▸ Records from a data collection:
######
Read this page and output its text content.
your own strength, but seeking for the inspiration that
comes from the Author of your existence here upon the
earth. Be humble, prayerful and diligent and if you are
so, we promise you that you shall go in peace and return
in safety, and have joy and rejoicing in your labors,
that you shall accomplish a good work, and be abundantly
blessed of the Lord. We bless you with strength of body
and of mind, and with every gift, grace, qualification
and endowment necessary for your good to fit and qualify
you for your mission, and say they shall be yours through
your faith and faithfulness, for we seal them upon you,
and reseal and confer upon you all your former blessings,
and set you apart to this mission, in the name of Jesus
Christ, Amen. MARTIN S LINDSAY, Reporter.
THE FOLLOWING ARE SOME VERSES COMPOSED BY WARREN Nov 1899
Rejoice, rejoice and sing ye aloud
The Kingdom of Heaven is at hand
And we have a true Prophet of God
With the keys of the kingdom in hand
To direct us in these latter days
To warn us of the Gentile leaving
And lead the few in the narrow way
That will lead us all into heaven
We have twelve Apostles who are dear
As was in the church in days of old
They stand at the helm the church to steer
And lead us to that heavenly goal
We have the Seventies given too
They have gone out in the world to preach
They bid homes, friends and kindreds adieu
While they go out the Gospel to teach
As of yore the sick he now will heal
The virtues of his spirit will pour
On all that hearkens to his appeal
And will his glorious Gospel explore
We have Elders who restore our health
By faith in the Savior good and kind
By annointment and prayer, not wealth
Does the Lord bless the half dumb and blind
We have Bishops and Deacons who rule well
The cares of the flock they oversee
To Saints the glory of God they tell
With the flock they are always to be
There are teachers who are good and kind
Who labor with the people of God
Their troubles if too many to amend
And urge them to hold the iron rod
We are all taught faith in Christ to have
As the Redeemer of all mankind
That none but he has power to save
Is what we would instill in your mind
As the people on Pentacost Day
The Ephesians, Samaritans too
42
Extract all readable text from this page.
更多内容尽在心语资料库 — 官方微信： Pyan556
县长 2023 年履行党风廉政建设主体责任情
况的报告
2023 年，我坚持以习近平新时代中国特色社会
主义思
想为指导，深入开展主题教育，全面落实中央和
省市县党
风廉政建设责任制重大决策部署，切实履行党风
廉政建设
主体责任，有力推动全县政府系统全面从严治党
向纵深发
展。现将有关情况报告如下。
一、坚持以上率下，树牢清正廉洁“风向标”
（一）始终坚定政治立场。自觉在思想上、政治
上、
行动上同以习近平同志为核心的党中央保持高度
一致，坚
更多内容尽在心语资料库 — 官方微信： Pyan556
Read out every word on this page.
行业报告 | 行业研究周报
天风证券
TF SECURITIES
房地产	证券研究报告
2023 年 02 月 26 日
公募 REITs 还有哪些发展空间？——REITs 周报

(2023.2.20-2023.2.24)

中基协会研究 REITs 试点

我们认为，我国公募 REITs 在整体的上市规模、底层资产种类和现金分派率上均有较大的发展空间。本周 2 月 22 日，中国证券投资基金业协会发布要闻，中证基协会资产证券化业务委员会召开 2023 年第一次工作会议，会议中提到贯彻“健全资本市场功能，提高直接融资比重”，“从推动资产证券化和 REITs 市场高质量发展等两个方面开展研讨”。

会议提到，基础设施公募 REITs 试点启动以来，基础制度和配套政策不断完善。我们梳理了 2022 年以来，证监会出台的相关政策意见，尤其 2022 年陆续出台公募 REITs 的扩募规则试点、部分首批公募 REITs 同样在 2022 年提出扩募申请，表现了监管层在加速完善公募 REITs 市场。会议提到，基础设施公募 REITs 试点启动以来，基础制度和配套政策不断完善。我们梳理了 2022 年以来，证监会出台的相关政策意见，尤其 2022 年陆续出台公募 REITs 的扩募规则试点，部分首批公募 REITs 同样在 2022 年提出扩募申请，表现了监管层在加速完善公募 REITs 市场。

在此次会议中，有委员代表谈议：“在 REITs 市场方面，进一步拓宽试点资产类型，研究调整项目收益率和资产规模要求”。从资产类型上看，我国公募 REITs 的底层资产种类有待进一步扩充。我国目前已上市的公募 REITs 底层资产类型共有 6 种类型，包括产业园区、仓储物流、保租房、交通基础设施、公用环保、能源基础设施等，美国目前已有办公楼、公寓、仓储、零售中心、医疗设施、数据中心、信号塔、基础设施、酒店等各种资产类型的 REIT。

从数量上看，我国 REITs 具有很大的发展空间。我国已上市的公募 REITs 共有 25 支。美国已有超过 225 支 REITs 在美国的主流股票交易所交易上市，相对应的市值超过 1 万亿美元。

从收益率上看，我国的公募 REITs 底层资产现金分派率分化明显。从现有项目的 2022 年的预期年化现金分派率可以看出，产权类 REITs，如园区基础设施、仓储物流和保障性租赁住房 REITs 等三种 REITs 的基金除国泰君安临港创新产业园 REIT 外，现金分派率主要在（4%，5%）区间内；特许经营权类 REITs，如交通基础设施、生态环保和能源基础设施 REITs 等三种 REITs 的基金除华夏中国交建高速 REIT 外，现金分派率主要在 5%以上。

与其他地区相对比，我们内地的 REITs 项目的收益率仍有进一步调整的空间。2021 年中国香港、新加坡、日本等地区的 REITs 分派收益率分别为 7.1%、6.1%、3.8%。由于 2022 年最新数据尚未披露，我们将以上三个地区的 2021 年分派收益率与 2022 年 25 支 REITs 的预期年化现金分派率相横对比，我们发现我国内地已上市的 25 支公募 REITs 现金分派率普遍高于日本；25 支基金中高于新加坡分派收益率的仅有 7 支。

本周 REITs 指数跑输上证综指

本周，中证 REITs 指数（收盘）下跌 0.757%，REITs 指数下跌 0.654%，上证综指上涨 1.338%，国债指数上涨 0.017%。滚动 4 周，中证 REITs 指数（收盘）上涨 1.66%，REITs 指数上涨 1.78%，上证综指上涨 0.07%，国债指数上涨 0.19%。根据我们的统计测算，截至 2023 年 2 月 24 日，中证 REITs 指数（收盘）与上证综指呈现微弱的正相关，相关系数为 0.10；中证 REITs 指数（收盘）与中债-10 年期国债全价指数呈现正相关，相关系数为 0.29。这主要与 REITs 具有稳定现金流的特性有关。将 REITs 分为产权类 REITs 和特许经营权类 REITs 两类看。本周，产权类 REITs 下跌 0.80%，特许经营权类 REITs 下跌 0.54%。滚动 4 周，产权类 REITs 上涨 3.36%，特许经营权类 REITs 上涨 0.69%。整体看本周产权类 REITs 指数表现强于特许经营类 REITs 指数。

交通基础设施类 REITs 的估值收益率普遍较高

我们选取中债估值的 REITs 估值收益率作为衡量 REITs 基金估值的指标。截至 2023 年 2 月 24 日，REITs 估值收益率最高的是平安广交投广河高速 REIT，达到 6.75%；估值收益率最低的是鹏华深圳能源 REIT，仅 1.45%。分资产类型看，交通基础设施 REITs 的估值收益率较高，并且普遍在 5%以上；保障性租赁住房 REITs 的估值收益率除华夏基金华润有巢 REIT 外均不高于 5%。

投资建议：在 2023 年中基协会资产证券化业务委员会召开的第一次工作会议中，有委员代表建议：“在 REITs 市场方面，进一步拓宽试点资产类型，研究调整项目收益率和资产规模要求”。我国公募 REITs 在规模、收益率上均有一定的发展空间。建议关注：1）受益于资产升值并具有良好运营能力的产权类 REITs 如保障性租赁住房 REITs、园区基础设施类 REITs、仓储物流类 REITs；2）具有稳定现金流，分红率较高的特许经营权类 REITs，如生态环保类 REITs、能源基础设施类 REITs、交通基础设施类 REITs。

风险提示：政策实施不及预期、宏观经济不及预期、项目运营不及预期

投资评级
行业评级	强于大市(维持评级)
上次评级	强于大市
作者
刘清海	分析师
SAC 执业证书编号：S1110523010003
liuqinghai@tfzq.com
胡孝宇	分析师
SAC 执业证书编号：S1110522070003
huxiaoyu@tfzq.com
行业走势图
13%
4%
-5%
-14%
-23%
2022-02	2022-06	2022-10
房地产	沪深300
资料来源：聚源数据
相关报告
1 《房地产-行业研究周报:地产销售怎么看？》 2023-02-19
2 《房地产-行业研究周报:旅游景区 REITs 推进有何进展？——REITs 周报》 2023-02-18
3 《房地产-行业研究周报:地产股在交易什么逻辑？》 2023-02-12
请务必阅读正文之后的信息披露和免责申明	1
######
▸ The request: In the records above, how many lines contain the string "mind"? State that number only.

▸ Answer to the task: 2